■ What is asked
Identify each line below that contains the word "text", and copy it out.

Saved data entries
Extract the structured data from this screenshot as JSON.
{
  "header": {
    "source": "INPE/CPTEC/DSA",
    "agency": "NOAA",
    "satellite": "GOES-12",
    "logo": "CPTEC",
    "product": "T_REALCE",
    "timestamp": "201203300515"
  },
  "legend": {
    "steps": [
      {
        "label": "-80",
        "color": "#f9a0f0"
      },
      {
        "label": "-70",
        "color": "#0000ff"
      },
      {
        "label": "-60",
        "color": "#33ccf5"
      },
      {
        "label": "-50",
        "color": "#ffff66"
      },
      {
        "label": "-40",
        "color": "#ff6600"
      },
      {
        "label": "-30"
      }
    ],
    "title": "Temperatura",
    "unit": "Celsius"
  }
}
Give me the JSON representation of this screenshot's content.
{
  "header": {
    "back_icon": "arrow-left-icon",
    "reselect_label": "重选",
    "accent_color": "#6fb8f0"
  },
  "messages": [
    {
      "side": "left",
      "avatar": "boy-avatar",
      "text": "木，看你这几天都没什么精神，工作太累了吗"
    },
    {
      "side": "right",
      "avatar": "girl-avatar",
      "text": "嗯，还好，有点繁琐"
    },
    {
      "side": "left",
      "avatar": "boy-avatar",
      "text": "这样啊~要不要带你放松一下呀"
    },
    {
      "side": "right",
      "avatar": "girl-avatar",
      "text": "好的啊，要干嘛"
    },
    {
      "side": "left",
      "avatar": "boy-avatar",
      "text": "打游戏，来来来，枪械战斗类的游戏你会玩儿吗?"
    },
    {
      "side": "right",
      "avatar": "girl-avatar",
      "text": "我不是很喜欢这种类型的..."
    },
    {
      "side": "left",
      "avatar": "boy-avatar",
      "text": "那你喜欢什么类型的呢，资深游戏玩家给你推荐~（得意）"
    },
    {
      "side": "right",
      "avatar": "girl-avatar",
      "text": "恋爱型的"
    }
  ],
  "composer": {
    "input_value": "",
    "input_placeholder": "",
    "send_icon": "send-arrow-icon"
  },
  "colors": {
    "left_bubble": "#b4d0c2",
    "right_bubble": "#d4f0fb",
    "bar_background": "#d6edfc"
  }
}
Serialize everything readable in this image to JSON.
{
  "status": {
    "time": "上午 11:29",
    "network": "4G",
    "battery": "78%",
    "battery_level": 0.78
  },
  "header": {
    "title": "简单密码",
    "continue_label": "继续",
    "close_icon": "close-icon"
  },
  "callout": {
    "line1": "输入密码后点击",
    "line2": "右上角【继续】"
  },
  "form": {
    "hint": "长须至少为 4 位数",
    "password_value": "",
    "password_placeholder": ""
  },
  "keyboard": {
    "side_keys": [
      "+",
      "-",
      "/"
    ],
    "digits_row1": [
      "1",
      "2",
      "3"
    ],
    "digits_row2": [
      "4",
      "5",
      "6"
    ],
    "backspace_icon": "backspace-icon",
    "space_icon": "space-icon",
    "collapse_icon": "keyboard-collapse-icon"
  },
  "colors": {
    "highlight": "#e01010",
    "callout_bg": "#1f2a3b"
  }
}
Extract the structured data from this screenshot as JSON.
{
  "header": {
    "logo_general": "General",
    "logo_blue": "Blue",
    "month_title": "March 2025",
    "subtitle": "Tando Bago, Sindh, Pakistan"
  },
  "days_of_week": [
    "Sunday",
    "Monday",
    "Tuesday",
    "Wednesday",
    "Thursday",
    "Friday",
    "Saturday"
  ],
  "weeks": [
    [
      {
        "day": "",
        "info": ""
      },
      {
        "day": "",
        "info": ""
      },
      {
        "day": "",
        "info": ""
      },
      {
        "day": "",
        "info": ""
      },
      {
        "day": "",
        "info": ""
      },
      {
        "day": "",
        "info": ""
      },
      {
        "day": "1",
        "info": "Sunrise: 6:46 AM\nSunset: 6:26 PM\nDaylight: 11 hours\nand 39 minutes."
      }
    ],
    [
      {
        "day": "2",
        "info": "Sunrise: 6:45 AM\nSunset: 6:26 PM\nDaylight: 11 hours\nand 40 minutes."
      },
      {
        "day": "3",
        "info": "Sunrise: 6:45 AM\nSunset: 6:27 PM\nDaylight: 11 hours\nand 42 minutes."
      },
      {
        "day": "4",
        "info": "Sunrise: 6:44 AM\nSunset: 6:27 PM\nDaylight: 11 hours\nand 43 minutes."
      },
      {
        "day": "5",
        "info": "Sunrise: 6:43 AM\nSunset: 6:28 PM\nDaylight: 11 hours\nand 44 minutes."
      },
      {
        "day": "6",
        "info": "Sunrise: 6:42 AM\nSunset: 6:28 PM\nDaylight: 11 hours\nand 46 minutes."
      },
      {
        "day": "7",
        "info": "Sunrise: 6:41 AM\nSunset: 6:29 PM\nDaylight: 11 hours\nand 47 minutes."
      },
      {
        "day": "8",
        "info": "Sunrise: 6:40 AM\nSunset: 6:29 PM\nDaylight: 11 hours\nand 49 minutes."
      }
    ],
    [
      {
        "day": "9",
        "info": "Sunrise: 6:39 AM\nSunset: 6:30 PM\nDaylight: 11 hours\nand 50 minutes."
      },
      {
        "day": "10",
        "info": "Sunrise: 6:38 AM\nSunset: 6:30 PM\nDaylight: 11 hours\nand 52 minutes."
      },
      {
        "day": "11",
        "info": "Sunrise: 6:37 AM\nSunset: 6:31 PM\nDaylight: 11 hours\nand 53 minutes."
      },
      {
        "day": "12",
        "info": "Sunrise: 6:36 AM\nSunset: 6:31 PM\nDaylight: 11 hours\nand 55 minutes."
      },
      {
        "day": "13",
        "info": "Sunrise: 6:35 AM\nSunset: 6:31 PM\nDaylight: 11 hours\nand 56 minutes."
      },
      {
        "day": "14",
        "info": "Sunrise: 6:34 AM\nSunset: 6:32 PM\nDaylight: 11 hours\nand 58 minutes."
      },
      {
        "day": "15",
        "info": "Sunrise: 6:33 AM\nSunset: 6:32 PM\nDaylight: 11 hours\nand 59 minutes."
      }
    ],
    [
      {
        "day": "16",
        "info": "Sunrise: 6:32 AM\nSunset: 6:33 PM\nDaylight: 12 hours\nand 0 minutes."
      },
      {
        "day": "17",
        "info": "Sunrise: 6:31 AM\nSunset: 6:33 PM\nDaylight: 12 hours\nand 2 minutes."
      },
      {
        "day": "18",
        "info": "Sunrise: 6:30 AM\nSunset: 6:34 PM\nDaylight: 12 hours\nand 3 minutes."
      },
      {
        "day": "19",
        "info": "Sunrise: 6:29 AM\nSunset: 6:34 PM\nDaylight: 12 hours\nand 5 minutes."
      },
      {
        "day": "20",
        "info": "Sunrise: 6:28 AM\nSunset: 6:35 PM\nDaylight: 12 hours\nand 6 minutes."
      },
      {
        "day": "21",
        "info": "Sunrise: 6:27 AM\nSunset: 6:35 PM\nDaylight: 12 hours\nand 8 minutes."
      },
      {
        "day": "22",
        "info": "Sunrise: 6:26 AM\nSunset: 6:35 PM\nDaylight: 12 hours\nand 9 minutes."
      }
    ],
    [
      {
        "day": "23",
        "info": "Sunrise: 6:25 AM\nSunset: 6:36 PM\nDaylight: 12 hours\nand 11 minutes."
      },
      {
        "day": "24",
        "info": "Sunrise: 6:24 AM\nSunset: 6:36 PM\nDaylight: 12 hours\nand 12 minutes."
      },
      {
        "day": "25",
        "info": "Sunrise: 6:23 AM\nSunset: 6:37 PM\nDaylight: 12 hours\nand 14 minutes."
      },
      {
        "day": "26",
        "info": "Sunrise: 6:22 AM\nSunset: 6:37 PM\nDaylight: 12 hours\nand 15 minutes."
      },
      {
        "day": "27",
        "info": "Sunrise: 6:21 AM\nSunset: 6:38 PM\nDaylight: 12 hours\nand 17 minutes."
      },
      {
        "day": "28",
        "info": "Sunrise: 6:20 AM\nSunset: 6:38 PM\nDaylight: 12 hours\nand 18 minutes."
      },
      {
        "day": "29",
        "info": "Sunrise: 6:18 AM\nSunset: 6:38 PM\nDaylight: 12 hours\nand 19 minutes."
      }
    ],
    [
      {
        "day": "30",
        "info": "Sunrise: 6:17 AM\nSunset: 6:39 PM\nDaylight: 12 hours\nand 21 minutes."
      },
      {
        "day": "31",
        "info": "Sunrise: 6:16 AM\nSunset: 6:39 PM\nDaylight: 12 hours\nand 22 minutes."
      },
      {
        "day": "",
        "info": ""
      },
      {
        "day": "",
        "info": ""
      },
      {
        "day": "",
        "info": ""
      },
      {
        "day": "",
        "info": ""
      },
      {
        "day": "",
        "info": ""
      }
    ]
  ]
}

■ Task answer
      "text": "木，看你这几天都没什么精神，工作太累了吗"
      "text": "嗯，还好，有点繁琐"
      "text": "这样啊~要不要带你放松一下呀"
      "text": "好的啊，要干嘛"
      "text": "打游戏，来来来，枪械战斗类的游戏你会玩儿吗?"
      "text": "我不是很喜欢这种类型的..."
      "text": "那你喜欢什么类型的呢，资深游戏玩家给你推荐~（得意）"
      "text": "恋爱型的"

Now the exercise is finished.